**GIVEN PROBLEM:**
Gather all lines from the material that contain the word "move".

____ TASK INPUT

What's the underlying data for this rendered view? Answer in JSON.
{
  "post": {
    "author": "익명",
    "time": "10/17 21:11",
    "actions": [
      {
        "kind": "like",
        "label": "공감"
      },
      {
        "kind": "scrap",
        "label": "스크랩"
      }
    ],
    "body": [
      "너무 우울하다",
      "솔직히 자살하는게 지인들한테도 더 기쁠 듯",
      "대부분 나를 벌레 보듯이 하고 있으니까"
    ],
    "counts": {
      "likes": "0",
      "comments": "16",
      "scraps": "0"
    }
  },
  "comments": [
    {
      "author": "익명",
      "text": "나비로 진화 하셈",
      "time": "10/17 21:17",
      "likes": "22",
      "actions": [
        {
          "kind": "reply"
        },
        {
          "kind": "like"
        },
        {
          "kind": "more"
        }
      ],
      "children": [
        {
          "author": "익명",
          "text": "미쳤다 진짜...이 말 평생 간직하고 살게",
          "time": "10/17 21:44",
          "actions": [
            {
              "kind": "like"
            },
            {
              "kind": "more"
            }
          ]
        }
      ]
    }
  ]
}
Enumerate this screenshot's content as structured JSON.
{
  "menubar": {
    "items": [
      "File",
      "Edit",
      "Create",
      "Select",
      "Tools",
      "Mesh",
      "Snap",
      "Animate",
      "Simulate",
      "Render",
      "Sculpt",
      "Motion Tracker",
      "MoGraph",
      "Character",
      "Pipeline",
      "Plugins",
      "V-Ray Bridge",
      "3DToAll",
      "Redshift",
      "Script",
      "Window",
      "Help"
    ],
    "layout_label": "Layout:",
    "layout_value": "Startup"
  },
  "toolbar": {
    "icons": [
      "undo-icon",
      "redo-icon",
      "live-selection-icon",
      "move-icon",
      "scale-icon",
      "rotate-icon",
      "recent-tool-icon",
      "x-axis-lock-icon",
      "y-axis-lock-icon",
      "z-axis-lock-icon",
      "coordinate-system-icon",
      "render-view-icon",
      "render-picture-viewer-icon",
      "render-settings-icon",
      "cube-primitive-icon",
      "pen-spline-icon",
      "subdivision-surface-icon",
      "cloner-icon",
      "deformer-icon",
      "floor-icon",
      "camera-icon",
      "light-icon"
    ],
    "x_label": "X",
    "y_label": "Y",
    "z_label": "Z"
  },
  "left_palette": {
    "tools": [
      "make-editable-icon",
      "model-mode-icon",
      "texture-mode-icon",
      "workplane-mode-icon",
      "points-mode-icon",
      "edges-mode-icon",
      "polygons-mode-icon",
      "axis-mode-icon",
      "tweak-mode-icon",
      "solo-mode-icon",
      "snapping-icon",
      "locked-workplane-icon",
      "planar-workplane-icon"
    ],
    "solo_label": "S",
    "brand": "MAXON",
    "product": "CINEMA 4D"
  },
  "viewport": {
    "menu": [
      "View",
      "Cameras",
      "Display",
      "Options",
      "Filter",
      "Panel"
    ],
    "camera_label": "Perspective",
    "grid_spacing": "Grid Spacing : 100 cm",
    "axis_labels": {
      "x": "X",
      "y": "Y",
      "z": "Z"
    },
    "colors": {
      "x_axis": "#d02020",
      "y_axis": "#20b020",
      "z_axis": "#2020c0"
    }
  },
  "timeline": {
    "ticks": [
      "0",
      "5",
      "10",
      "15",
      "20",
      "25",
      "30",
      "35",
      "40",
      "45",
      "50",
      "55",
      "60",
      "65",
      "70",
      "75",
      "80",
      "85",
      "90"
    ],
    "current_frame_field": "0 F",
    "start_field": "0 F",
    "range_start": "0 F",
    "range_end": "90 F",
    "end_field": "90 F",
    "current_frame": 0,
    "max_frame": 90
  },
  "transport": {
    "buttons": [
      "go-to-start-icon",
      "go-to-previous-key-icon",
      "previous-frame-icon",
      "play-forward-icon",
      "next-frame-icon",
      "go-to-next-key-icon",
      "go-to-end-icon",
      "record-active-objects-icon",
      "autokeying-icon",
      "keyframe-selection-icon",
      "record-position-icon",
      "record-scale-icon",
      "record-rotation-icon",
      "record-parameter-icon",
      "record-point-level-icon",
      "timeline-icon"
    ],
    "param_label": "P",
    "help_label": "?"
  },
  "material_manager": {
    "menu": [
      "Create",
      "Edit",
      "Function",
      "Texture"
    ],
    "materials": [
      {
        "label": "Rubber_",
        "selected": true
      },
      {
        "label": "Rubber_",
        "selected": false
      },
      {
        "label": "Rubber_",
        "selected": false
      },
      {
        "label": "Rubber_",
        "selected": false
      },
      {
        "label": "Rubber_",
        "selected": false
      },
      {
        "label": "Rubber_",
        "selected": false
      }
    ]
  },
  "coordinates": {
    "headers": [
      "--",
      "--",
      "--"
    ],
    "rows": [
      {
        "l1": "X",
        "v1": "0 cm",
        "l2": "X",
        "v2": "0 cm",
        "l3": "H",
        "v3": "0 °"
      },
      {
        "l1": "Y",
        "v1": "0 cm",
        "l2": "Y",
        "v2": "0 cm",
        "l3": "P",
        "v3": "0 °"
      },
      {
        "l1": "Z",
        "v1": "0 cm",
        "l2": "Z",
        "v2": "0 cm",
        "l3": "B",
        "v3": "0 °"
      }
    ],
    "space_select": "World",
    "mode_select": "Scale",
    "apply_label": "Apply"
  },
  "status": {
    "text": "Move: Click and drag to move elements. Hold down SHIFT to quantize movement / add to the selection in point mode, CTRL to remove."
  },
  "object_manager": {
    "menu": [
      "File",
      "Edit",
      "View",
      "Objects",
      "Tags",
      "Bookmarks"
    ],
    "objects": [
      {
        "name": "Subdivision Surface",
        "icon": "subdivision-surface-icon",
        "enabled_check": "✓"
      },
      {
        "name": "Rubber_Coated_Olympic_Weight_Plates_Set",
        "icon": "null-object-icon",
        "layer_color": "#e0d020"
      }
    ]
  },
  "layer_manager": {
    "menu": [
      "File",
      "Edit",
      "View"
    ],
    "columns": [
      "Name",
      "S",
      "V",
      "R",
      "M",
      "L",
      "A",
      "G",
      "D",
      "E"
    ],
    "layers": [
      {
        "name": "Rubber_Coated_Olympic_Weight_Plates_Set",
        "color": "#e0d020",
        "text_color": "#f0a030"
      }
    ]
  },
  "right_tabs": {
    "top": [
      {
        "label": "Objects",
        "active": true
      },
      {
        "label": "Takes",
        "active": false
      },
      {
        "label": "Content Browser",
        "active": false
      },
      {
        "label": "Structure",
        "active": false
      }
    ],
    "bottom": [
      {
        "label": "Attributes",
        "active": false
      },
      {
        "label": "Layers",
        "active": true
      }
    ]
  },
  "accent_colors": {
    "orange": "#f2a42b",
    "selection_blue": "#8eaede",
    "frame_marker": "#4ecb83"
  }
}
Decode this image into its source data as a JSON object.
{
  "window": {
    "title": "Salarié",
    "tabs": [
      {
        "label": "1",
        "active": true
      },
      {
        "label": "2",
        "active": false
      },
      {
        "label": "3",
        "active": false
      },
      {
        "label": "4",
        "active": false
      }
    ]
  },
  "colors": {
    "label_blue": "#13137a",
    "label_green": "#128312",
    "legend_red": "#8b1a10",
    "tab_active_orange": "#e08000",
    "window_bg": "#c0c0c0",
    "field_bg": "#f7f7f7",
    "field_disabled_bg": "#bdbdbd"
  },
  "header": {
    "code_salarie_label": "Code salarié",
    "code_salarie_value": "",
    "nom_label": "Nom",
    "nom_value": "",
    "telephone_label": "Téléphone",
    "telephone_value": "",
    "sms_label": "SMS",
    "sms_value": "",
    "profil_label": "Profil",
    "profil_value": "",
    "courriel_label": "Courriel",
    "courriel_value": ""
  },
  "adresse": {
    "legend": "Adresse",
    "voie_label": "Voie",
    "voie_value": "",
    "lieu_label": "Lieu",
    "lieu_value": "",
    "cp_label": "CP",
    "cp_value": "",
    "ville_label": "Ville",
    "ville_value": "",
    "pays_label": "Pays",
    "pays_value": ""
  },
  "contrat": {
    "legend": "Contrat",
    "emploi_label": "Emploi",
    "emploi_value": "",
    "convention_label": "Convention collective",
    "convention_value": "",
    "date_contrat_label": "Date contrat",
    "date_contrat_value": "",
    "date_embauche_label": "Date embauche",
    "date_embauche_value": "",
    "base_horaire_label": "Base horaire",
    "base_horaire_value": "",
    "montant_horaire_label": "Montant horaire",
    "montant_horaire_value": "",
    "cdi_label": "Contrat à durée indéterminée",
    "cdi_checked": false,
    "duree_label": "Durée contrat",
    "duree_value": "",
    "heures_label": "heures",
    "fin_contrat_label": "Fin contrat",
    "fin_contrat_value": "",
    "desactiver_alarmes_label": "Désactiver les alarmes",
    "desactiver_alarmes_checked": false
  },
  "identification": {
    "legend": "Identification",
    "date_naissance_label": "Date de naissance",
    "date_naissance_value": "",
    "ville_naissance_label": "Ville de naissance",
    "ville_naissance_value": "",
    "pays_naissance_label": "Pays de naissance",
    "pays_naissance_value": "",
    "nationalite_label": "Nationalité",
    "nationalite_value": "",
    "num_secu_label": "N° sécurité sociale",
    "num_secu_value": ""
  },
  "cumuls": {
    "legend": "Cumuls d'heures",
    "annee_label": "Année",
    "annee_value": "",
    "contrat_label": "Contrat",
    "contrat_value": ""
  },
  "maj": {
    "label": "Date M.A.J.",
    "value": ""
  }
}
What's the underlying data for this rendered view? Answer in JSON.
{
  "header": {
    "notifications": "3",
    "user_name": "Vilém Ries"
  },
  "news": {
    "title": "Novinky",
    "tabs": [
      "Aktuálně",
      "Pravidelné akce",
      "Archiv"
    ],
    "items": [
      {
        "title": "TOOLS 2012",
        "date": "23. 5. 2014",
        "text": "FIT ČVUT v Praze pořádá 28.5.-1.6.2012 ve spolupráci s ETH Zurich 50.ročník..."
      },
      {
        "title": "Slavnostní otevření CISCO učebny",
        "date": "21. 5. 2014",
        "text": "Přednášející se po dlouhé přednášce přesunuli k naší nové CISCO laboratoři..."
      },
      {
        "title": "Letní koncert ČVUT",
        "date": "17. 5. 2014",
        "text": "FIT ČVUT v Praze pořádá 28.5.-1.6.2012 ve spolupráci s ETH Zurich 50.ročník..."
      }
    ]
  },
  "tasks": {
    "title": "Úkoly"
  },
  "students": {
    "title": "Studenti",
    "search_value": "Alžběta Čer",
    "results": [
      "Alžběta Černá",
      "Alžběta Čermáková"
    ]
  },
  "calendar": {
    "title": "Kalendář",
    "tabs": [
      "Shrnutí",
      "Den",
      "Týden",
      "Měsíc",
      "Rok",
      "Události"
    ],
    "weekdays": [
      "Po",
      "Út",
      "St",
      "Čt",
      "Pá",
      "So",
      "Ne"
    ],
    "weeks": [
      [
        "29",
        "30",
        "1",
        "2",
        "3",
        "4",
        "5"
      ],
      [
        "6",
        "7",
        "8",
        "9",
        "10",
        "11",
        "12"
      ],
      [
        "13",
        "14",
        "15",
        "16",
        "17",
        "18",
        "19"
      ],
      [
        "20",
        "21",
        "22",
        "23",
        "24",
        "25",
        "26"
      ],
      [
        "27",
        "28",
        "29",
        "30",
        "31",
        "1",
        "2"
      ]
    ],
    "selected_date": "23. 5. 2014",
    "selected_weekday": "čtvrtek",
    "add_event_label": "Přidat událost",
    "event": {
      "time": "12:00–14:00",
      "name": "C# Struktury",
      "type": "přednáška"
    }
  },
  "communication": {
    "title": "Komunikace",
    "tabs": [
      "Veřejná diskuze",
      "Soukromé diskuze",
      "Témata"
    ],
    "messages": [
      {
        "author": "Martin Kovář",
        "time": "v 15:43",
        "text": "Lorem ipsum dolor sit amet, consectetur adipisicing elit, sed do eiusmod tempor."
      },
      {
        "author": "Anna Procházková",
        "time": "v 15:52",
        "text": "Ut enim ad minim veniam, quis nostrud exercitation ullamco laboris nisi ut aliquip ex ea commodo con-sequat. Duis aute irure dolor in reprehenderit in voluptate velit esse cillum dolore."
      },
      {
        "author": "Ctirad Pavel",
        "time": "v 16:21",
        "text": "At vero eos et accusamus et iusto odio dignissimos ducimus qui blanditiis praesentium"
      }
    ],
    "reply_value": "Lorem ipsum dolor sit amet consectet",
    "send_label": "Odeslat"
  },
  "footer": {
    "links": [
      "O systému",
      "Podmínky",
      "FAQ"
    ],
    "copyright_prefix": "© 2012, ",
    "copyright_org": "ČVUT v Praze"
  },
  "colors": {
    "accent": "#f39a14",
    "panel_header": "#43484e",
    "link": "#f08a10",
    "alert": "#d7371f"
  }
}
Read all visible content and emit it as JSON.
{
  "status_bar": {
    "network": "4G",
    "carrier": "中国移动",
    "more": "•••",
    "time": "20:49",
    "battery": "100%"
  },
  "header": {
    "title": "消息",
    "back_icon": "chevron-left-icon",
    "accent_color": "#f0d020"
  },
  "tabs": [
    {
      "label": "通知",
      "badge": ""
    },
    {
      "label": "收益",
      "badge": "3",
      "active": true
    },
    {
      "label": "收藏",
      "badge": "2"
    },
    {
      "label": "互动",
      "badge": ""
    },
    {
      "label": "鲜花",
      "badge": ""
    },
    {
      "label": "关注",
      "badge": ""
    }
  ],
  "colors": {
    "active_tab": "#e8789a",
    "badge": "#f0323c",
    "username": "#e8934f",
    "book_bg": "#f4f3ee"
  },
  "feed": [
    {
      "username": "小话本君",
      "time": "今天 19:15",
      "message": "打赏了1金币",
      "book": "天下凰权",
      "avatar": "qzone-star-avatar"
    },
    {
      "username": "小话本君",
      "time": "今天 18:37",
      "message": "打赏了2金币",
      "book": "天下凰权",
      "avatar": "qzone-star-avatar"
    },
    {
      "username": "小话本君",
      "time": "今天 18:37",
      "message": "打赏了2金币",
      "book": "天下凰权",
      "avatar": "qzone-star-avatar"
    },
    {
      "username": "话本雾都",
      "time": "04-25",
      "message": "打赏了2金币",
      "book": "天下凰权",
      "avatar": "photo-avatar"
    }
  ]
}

________

**FINAL ANSWER:**
      "move-icon",
    "text": "Move: Click and drag to move elements. Hold down SHIFT to quantize movement / add to the selection in point mode, CTRL to remove."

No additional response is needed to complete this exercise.